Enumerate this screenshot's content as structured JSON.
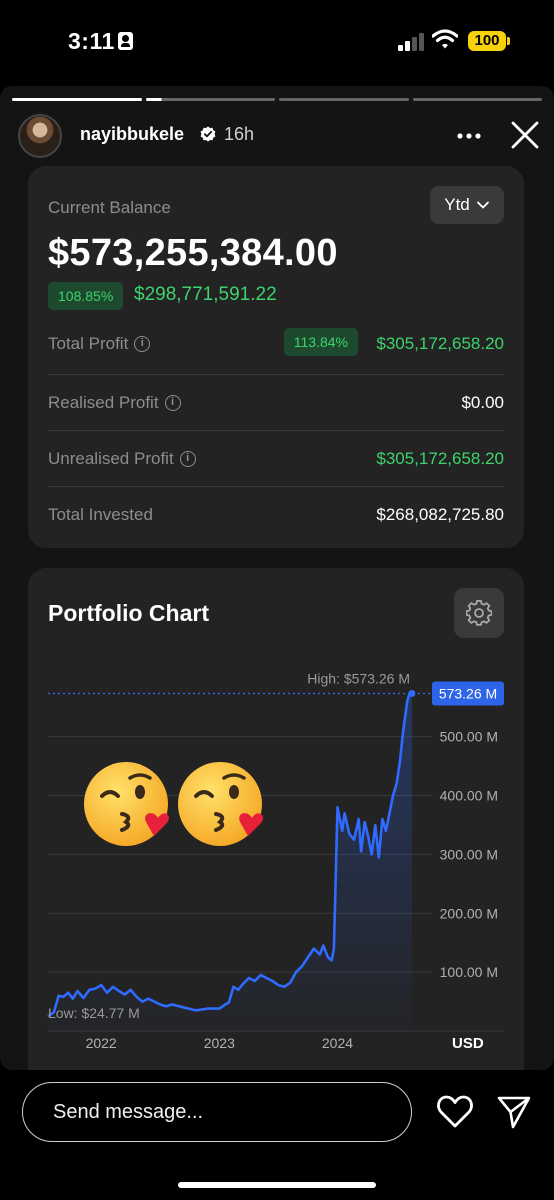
{
  "status_bar": {
    "time": "3:11",
    "battery": "100",
    "icons": [
      "id-card-icon",
      "signal-icon",
      "wifi-icon",
      "battery-icon"
    ]
  },
  "story": {
    "username": "nayibbukele",
    "time_ago": "16h",
    "progress_segments": [
      1,
      0.12,
      0,
      0
    ]
  },
  "balance_card": {
    "label": "Current Balance",
    "period": "Ytd",
    "balance": "$573,255,384.00",
    "change_pct": "108.85%",
    "change_value": "$298,771,591.22",
    "rows": [
      {
        "label": "Total Profit",
        "info": true,
        "badge": "113.84%",
        "value": "$305,172,658.20",
        "color": "green"
      },
      {
        "label": "Realised Profit",
        "info": true,
        "badge": "",
        "value": "$0.00",
        "color": "white"
      },
      {
        "label": "Unrealised Profit",
        "info": true,
        "badge": "",
        "value": "$305,172,658.20",
        "color": "green"
      },
      {
        "label": "Total Invested",
        "info": false,
        "badge": "",
        "value": "$268,082,725.80",
        "color": "white"
      }
    ]
  },
  "chart_card": {
    "title": "Portfolio Chart",
    "high_label": "High: $573.26 M",
    "low_label": "Low: $24.77 M",
    "current_label": "573.26 M",
    "currency": "USD"
  },
  "chart_data": {
    "type": "area",
    "ylim": [
      0,
      620
    ],
    "yticks": [
      {
        "value": 100,
        "label": "100.00 M"
      },
      {
        "value": 200,
        "label": "200.00 M"
      },
      {
        "value": 300,
        "label": "300.00 M"
      },
      {
        "value": 400,
        "label": "400.00 M"
      },
      {
        "value": 500,
        "label": "500.00 M"
      }
    ],
    "xlim": [
      2021.55,
      2024.8
    ],
    "xticks": [
      {
        "value": 2022,
        "label": "2022"
      },
      {
        "value": 2023,
        "label": "2023"
      },
      {
        "value": 2024,
        "label": "2024"
      }
    ],
    "series": [
      {
        "color": "#2f6bff",
        "x": [
          2021.55,
          2021.6,
          2021.64,
          2021.68,
          2021.72,
          2021.76,
          2021.8,
          2021.85,
          2021.9,
          2021.95,
          2022.0,
          2022.05,
          2022.1,
          2022.15,
          2022.2,
          2022.25,
          2022.3,
          2022.35,
          2022.4,
          2022.45,
          2022.5,
          2022.55,
          2022.6,
          2022.7,
          2022.8,
          2022.9,
          2022.95,
          2023.0,
          2023.05,
          2023.08,
          2023.12,
          2023.16,
          2023.2,
          2023.25,
          2023.3,
          2023.35,
          2023.4,
          2023.45,
          2023.5,
          2023.55,
          2023.6,
          2023.65,
          2023.7,
          2023.75,
          2023.8,
          2023.85,
          2023.88,
          2023.92,
          2023.95,
          2023.97,
          2024.0,
          2024.02,
          2024.04,
          2024.06,
          2024.1,
          2024.14,
          2024.18,
          2024.2,
          2024.23,
          2024.26,
          2024.29,
          2024.32,
          2024.35,
          2024.38,
          2024.41,
          2024.44,
          2024.47,
          2024.5,
          2024.53,
          2024.55,
          2024.57,
          2024.59,
          2024.61,
          2024.63
        ],
        "values": [
          24.8,
          32,
          60,
          58,
          65,
          55,
          68,
          56,
          70,
          72,
          78,
          65,
          75,
          68,
          62,
          70,
          58,
          50,
          55,
          50,
          45,
          42,
          45,
          40,
          35,
          38,
          38,
          38,
          45,
          48,
          75,
          70,
          80,
          90,
          85,
          95,
          90,
          85,
          78,
          75,
          82,
          100,
          110,
          125,
          140,
          130,
          145,
          125,
          120,
          140,
          380,
          360,
          340,
          370,
          335,
          325,
          360,
          305,
          355,
          330,
          300,
          350,
          295,
          360,
          340,
          370,
          400,
          420,
          460,
          500,
          530,
          560,
          573.26,
          573.26
        ]
      }
    ]
  },
  "bottom_bar": {
    "message_placeholder": "Send message..."
  }
}
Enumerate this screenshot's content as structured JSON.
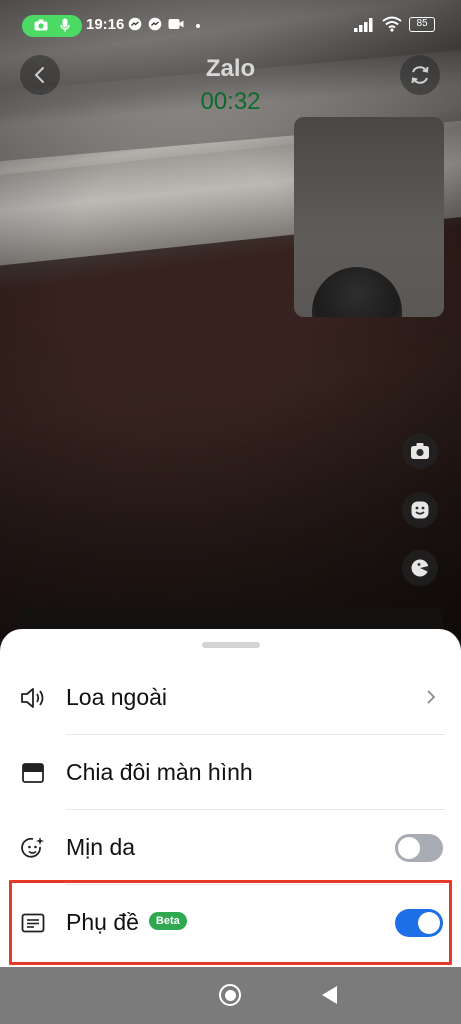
{
  "status_bar": {
    "time": "19:16",
    "battery": "85",
    "icons": [
      "camera-icon",
      "mic-icon",
      "messenger-icon",
      "video-icon",
      "dot-icon",
      "signal-icon",
      "wifi-icon",
      "battery-icon"
    ]
  },
  "call": {
    "app_name": "Zalo",
    "timer": "00:32"
  },
  "menu": {
    "items": [
      {
        "label": "Loa ngoài",
        "icon": "speaker-icon",
        "control": "chevron"
      },
      {
        "label": "Chia đôi màn hình",
        "icon": "split-screen-icon",
        "control": "none"
      },
      {
        "label": "Mịn da",
        "icon": "beauty-face-icon",
        "control": "toggle",
        "enabled": false
      },
      {
        "label": "Phụ đề",
        "icon": "subtitles-icon",
        "badge": "Beta",
        "control": "toggle",
        "enabled": true
      }
    ]
  },
  "colors": {
    "toggle_on": "#1d6fe8",
    "toggle_off": "#a8adb3",
    "badge": "#2fa84f",
    "highlight": "#e53a2a",
    "timer": "#0d6b2e"
  }
}
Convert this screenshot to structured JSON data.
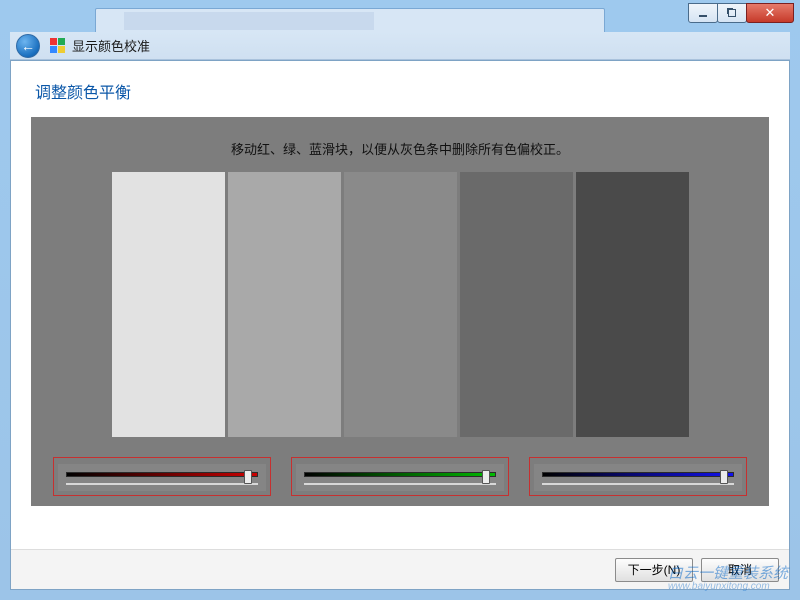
{
  "header": {
    "back_tooltip": "返回",
    "app_title": "显示颜色校准"
  },
  "page": {
    "title": "调整颜色平衡",
    "instruction": "移动红、绿、蓝滑块，以便从灰色条中删除所有色偏校正。"
  },
  "gray_bars": [
    "#e2e2e2",
    "#a9a9a9",
    "#8a8a8a",
    "#6a6a6a",
    "#4a4a4a"
  ],
  "sliders": {
    "red": {
      "name": "red",
      "value": 96,
      "min": 0,
      "max": 100
    },
    "green": {
      "name": "green",
      "value": 96,
      "min": 0,
      "max": 100
    },
    "blue": {
      "name": "blue",
      "value": 96,
      "min": 0,
      "max": 100
    }
  },
  "footer": {
    "next_label": "下一步(N)",
    "cancel_label": "取消"
  },
  "watermark": {
    "line1": "白云一键重装系统",
    "line2": "www.baiyunxitong.com"
  },
  "window_controls": {
    "minimize": "minimize",
    "maximize": "maximize",
    "close": "close"
  }
}
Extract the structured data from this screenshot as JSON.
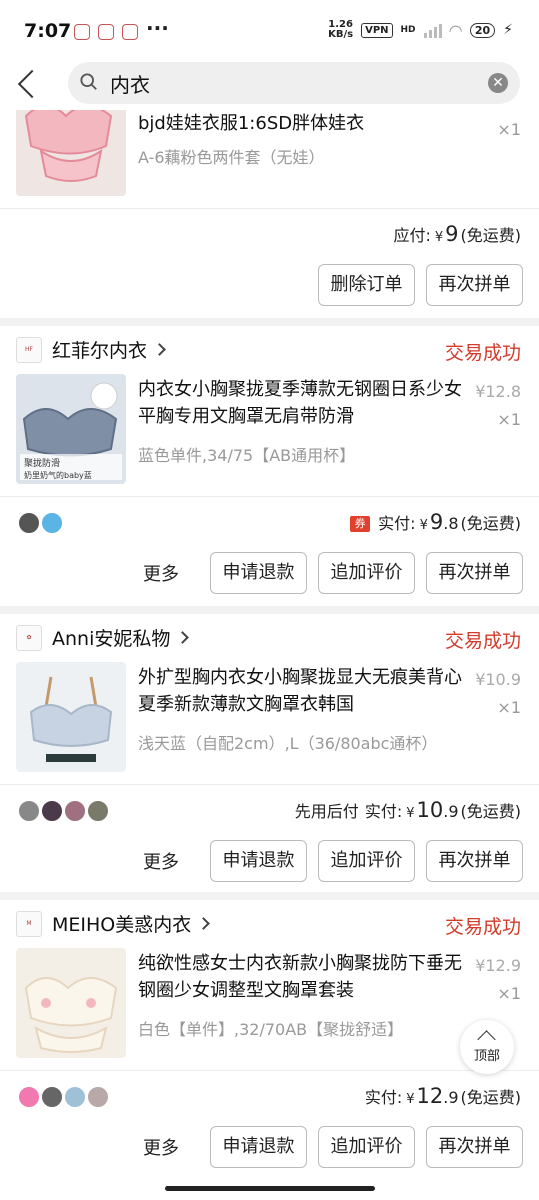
{
  "status_bar": {
    "time": "7:07",
    "more": "···",
    "net_speed_value": "1.26",
    "net_speed_unit": "KB/s",
    "vpn": "VPN",
    "hd": "HD",
    "battery": "20"
  },
  "search": {
    "query": "内衣",
    "placeholder": "内衣"
  },
  "orders": [
    {
      "title": "bjd娃娃衣服1:6SD胖体娃衣",
      "sku": "A-6藕粉色两件套（无娃）",
      "qty": "×1",
      "pay_label": "应付:",
      "yen": "¥",
      "amount_int": "9",
      "amount_dec": "",
      "shipping": "(免运费)",
      "buttons": [
        "删除订单",
        "再次拼单"
      ]
    },
    {
      "shop": "红菲尔内衣",
      "status": "交易成功",
      "title": "内衣女小胸聚拢夏季薄款无钢圈日系少女平胸专用文胸罩无肩带防滑",
      "sku": "蓝色单件,34/75【AB通用杯】",
      "unit_price": "¥12.8",
      "qty": "×1",
      "coupon": "券",
      "pay_label": "实付:",
      "yen": "¥",
      "amount_int": "9",
      "amount_dec": ".8",
      "shipping": "(免运费)",
      "more": "更多",
      "buttons": [
        "申请退款",
        "追加评价",
        "再次拼单"
      ],
      "thumb_text_1": "聚拢防滑",
      "thumb_text_2": "奶里奶气的baby蓝"
    },
    {
      "shop": "Anni安妮私物",
      "status": "交易成功",
      "title": "外扩型胸内衣女小胸聚拢显大无痕美背心夏季新款薄款文胸罩衣韩国",
      "sku": "浅天蓝（自配2cm）,L（36/80abc通杯）",
      "unit_price": "¥10.9",
      "qty": "×1",
      "pre_label": "先用后付",
      "pay_label": "实付:",
      "yen": "¥",
      "amount_int": "10",
      "amount_dec": ".9",
      "shipping": "(免运费)",
      "more": "更多",
      "buttons": [
        "申请退款",
        "追加评价",
        "再次拼单"
      ]
    },
    {
      "shop": "MEIHO美惑内衣",
      "status": "交易成功",
      "title": "纯欲性感女士内衣新款小胸聚拢防下垂无钢圈少女调整型文胸罩套装",
      "sku": "白色【单件】,32/70AB【聚拢舒适】",
      "unit_price": "¥12.9",
      "qty": "×1",
      "pay_label": "实付:",
      "yen": "¥",
      "amount_int": "12",
      "amount_dec": ".9",
      "shipping": "(免运费)",
      "more": "更多",
      "buttons": [
        "申请退款",
        "追加评价",
        "再次拼单"
      ]
    }
  ],
  "back_to_top": "顶部",
  "colors": {
    "accent_red": "#d43b2a",
    "background": "#f2f2f2",
    "muted": "#999999"
  }
}
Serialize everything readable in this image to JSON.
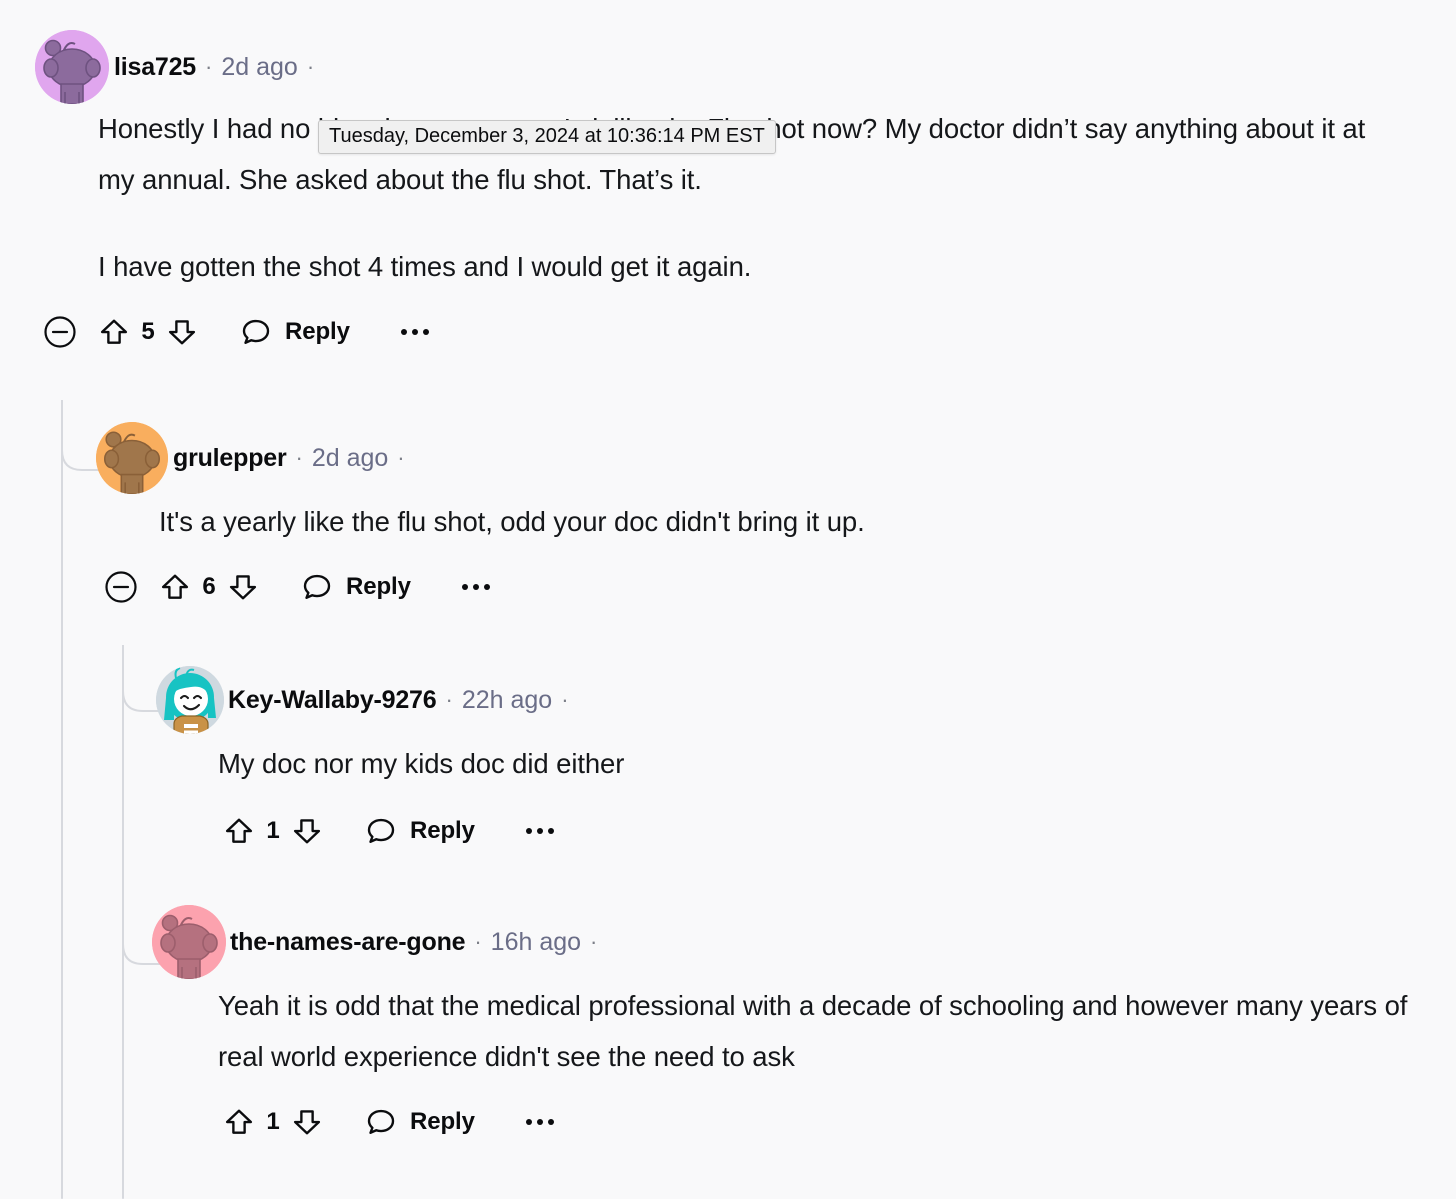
{
  "theme": {
    "background": "#F9F9FA",
    "text_color": "#15171a",
    "muted_text_color": "#6A6D87",
    "thread_line_color": "#D7D9DE",
    "tooltip_bg": "#F0F0F0"
  },
  "tooltip": {
    "text": "Tuesday, December 3, 2024 at 10:36:14 PM EST"
  },
  "comments": [
    {
      "id": "c1",
      "username": "lisa725",
      "timestamp": "2d ago",
      "separator": "·",
      "avatar": {
        "type": "snoo",
        "bg_color": "#E0A6EE",
        "snoo_color": "#8C6B9D"
      },
      "paragraphs": [
        "Honestly I had no idea there was one. Is it like the Flu shot now? My doctor didn’t say anything about it at my annual. She asked about the flu shot. That’s it.",
        "I have gotten the shot 4 times and I would get it again."
      ],
      "actions": {
        "has_collapse": true,
        "collapse_label": "collapse-thread",
        "upvote_label": "upvote",
        "downvote_label": "downvote",
        "vote_count": "5",
        "reply_label": "Reply",
        "more_label": "more-options"
      }
    },
    {
      "id": "c2",
      "username": "grulepper",
      "timestamp": "2d ago",
      "separator": "·",
      "avatar": {
        "type": "snoo",
        "bg_color": "#F9AE5E",
        "snoo_color": "#A0764B"
      },
      "paragraphs": [
        "It's a yearly like the flu shot, odd your doc didn't bring it up."
      ],
      "actions": {
        "has_collapse": true,
        "collapse_label": "collapse-thread",
        "upvote_label": "upvote",
        "downvote_label": "downvote",
        "vote_count": "6",
        "reply_label": "Reply",
        "more_label": "more-options"
      }
    },
    {
      "id": "c3",
      "username": "Key-Wallaby-9276",
      "timestamp": "22h ago",
      "separator": "·",
      "avatar": {
        "type": "custom",
        "bg_color": "#CFD9E0",
        "hair_color": "#17C3C3",
        "skin_color": "#FFFFFF",
        "shirt_color": "#C99247"
      },
      "paragraphs": [
        "My doc nor my kids doc did either"
      ],
      "actions": {
        "has_collapse": false,
        "upvote_label": "upvote",
        "downvote_label": "downvote",
        "vote_count": "1",
        "reply_label": "Reply",
        "more_label": "more-options"
      }
    },
    {
      "id": "c4",
      "username": "the-names-are-gone",
      "timestamp": "16h ago",
      "separator": "·",
      "avatar": {
        "type": "snoo",
        "bg_color": "#FCA2AE",
        "snoo_color": "#B5717F"
      },
      "paragraphs": [
        "Yeah it is odd that the medical professional with a decade of schooling and however many years of real world experience didn't see the need to ask"
      ],
      "actions": {
        "has_collapse": false,
        "upvote_label": "upvote",
        "downvote_label": "downvote",
        "vote_count": "1",
        "reply_label": "Reply",
        "more_label": "more-options"
      }
    }
  ]
}
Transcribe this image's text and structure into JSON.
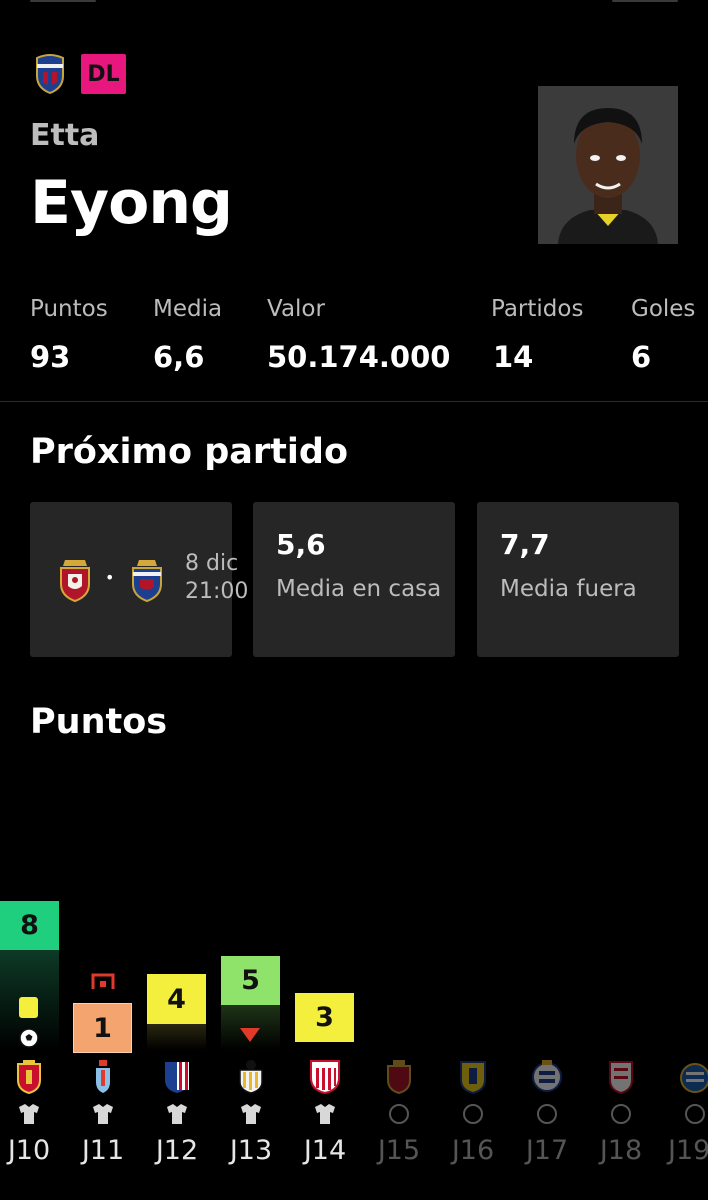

□ □ □ □

Among the lines above, count those containing the word "structured" and give nothing but the result.

4